▶ [Requirement]: Keep only the lines where "JSON" appears.

▶ [Information shown]:
------------
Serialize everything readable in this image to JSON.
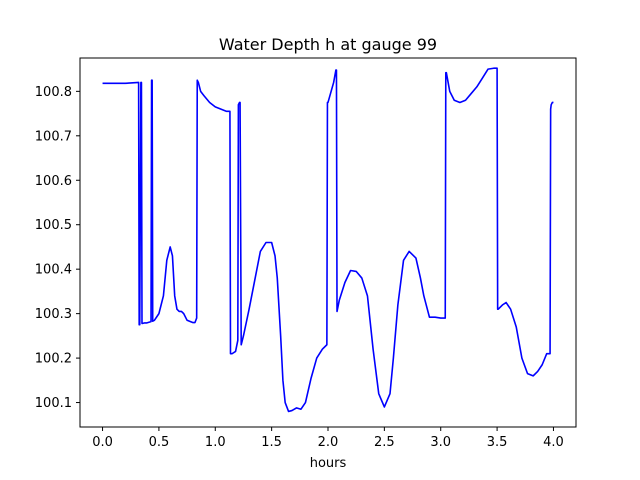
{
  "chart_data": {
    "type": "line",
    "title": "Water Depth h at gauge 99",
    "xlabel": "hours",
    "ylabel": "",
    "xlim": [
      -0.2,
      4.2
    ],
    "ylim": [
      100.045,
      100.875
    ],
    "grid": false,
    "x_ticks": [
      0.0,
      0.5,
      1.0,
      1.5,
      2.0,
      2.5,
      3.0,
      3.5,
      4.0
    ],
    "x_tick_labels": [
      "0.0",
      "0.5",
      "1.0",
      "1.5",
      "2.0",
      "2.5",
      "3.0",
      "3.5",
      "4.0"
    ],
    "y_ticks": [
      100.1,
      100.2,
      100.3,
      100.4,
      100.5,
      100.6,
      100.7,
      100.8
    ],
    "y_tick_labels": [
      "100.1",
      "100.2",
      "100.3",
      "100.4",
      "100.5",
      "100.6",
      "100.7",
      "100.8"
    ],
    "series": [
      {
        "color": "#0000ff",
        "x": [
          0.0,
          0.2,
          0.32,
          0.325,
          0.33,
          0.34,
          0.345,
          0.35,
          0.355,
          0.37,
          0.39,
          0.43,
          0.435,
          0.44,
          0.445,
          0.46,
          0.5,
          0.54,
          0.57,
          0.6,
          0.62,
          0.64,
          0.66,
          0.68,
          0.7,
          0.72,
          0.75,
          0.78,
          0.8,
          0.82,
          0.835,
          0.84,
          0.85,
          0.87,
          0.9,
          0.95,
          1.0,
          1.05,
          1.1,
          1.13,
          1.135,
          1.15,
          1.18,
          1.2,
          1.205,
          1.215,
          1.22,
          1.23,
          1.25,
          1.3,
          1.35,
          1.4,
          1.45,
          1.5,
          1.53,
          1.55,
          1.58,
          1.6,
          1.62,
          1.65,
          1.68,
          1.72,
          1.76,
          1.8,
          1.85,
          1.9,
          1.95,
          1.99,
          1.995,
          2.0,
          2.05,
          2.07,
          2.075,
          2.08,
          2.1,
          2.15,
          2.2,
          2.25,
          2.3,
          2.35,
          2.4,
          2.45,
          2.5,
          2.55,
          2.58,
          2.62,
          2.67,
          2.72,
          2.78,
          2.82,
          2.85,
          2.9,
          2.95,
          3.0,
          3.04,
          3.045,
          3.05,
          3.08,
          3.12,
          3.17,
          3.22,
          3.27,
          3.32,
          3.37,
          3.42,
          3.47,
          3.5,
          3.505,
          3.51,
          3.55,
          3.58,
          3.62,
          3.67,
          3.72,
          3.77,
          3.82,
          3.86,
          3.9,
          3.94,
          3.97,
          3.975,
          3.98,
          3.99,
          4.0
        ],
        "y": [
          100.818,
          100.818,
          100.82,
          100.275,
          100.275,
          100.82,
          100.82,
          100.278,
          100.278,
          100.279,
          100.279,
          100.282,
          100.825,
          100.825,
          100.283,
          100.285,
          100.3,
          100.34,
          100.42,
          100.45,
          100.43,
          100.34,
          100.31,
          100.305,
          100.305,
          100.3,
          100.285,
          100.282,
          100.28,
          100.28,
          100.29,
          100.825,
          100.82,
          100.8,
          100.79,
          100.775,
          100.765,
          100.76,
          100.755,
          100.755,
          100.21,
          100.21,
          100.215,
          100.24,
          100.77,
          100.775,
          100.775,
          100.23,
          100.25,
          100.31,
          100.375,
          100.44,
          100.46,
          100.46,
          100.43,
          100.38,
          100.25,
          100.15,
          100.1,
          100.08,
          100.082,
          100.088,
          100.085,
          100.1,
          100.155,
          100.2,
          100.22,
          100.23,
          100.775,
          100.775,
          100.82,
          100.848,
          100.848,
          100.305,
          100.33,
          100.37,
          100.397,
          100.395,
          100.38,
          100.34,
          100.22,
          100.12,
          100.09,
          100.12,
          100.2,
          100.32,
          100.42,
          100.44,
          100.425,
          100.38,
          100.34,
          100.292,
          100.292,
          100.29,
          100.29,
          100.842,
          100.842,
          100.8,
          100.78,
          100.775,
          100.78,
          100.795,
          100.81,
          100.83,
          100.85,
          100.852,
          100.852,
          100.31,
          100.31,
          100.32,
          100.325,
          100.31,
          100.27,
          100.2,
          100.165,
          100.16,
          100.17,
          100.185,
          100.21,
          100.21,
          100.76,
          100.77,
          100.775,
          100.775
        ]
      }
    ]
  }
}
------------
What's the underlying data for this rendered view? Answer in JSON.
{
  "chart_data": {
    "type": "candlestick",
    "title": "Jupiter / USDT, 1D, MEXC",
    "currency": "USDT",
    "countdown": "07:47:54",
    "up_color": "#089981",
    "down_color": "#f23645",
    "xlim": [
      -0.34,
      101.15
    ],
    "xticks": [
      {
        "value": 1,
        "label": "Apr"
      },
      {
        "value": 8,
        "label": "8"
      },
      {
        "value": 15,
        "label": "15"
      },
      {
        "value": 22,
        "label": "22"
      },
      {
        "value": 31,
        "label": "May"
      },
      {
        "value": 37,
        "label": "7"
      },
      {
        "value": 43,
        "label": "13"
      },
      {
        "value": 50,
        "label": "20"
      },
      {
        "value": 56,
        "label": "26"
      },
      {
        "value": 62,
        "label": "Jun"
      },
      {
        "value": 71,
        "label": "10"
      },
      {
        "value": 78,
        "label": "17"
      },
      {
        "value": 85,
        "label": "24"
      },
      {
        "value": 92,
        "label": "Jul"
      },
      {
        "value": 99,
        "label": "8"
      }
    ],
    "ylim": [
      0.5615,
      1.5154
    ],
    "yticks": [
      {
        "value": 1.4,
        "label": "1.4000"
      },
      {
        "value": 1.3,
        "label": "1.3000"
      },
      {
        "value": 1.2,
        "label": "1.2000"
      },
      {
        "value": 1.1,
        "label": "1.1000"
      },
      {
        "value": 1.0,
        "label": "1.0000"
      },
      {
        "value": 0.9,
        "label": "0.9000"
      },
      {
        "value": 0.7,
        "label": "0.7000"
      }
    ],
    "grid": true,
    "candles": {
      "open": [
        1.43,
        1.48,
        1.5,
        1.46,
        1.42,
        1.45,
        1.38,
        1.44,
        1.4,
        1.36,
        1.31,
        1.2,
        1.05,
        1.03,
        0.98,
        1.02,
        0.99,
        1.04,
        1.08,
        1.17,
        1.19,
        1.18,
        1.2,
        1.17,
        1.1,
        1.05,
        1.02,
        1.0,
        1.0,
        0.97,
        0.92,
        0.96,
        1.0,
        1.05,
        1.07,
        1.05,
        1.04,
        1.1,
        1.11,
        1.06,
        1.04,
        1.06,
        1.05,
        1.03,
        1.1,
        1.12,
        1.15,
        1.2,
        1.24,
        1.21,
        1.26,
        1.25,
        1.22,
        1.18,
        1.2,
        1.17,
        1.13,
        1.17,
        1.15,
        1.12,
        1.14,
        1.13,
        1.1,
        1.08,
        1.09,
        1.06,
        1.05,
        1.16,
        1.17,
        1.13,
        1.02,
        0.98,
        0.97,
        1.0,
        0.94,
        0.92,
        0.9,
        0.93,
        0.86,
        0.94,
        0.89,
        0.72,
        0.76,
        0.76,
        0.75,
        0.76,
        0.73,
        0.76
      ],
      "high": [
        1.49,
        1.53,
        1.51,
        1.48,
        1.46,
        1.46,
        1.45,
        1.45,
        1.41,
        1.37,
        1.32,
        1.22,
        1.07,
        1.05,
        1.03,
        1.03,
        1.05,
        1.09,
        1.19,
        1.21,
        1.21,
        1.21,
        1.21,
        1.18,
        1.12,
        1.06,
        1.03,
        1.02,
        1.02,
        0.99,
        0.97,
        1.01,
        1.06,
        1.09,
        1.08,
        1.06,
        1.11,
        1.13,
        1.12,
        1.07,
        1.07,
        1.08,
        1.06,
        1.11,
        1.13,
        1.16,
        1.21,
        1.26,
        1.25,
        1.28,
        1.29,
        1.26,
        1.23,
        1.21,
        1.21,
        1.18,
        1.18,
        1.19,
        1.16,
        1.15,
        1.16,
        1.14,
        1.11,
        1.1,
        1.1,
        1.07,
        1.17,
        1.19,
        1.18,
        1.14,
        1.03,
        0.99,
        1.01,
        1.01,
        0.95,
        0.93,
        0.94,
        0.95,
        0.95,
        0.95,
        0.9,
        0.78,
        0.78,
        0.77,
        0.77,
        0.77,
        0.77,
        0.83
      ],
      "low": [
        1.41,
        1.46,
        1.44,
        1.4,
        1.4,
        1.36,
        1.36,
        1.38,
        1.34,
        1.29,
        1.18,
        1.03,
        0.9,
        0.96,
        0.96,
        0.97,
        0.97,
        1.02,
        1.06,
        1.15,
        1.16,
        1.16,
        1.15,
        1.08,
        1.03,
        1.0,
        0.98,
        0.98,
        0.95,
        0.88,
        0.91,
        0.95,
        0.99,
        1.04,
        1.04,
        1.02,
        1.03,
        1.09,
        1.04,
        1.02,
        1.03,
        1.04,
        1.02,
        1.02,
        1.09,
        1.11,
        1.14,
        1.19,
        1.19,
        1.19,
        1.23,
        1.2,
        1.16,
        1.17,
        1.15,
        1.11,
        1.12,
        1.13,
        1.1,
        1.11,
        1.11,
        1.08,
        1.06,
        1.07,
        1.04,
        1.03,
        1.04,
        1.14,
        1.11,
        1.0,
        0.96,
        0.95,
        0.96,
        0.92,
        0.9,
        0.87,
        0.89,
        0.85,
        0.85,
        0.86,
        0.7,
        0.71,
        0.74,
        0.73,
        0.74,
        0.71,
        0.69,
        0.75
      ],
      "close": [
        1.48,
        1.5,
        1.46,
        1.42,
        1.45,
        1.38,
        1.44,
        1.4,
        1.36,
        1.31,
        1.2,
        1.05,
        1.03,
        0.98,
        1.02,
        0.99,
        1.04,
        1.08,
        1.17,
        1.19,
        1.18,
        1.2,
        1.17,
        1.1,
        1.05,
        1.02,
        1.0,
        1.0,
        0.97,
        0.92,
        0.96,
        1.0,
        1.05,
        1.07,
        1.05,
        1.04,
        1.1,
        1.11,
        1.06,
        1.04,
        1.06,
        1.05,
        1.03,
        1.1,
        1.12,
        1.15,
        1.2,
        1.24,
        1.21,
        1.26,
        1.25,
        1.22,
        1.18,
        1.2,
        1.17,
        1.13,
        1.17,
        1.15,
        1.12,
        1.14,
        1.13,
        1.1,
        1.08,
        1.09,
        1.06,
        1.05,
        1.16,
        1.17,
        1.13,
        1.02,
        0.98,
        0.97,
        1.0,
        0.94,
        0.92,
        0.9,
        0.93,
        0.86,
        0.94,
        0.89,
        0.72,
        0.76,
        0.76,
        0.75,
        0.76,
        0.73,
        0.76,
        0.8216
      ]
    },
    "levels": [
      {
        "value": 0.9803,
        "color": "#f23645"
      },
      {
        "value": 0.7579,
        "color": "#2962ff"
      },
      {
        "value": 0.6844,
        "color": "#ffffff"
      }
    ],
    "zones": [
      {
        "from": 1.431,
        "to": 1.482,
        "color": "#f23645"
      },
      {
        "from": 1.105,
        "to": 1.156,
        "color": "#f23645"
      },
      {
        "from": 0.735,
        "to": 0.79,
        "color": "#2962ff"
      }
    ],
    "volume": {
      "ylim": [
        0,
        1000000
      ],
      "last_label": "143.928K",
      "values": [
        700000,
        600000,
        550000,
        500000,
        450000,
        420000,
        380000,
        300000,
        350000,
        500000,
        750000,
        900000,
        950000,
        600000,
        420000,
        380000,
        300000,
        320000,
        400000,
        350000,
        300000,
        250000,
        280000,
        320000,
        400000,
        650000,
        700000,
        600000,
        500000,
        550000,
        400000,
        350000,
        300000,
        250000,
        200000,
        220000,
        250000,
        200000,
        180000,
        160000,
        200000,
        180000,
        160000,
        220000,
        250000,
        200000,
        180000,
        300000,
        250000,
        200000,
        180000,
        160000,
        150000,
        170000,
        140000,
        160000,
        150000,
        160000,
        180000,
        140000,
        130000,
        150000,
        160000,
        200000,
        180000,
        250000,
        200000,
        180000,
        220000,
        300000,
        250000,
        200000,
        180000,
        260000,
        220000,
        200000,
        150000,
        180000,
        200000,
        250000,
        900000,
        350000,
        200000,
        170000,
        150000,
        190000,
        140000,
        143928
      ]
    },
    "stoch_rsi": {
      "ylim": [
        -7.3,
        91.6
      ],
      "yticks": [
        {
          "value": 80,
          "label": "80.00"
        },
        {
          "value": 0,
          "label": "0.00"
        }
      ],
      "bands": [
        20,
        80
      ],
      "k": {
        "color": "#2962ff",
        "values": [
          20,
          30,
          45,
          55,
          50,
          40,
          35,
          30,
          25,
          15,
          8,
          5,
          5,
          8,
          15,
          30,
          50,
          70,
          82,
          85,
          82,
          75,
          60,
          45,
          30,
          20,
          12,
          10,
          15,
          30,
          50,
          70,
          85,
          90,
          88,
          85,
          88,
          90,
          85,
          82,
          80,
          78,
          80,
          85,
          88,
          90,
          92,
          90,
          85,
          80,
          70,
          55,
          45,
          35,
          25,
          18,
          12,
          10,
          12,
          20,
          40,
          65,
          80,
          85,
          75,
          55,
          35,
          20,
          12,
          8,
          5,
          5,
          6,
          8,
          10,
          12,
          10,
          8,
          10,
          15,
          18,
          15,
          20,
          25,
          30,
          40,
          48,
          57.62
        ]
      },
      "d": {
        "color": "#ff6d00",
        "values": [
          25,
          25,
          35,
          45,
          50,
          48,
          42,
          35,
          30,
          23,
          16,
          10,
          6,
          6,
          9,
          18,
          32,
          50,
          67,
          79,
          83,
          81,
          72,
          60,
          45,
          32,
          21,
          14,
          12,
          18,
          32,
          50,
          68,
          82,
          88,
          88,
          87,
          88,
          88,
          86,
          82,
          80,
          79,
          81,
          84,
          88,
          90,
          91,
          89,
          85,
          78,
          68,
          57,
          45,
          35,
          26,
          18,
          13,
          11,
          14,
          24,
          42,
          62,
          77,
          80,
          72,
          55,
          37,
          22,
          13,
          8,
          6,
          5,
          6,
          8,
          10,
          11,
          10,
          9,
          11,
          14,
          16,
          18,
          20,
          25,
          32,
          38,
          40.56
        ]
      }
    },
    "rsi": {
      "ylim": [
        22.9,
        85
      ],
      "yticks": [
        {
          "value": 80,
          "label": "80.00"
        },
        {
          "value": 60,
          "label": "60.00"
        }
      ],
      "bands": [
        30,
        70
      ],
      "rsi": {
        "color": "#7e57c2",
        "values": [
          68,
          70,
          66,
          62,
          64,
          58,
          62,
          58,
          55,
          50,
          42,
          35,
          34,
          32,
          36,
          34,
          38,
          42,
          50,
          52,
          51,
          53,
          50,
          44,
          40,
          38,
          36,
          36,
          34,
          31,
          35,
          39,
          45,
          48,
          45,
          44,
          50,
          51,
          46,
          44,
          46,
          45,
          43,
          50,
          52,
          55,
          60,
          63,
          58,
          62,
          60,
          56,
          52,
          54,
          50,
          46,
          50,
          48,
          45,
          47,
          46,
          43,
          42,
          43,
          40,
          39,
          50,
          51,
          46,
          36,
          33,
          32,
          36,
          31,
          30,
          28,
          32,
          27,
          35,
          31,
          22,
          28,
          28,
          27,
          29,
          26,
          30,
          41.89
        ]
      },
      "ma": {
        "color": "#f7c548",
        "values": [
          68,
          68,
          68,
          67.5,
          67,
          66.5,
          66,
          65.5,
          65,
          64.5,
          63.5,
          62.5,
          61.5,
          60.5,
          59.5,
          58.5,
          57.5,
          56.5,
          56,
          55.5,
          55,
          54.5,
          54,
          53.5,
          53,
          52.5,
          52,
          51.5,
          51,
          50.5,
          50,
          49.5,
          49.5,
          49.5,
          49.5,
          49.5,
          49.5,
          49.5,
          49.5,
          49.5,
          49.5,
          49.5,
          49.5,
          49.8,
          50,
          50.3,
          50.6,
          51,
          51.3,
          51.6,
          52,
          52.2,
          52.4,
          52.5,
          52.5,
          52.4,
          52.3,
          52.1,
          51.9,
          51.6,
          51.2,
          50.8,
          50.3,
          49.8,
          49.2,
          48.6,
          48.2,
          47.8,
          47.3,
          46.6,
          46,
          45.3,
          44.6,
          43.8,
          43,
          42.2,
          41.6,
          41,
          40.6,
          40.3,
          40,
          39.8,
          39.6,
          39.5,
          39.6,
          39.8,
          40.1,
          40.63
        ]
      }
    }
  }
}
------------
▶ [Exercise output]:
Serialize everything readable in this image to JSON.
What's the underlying data for this rendered view? Answer in JSON.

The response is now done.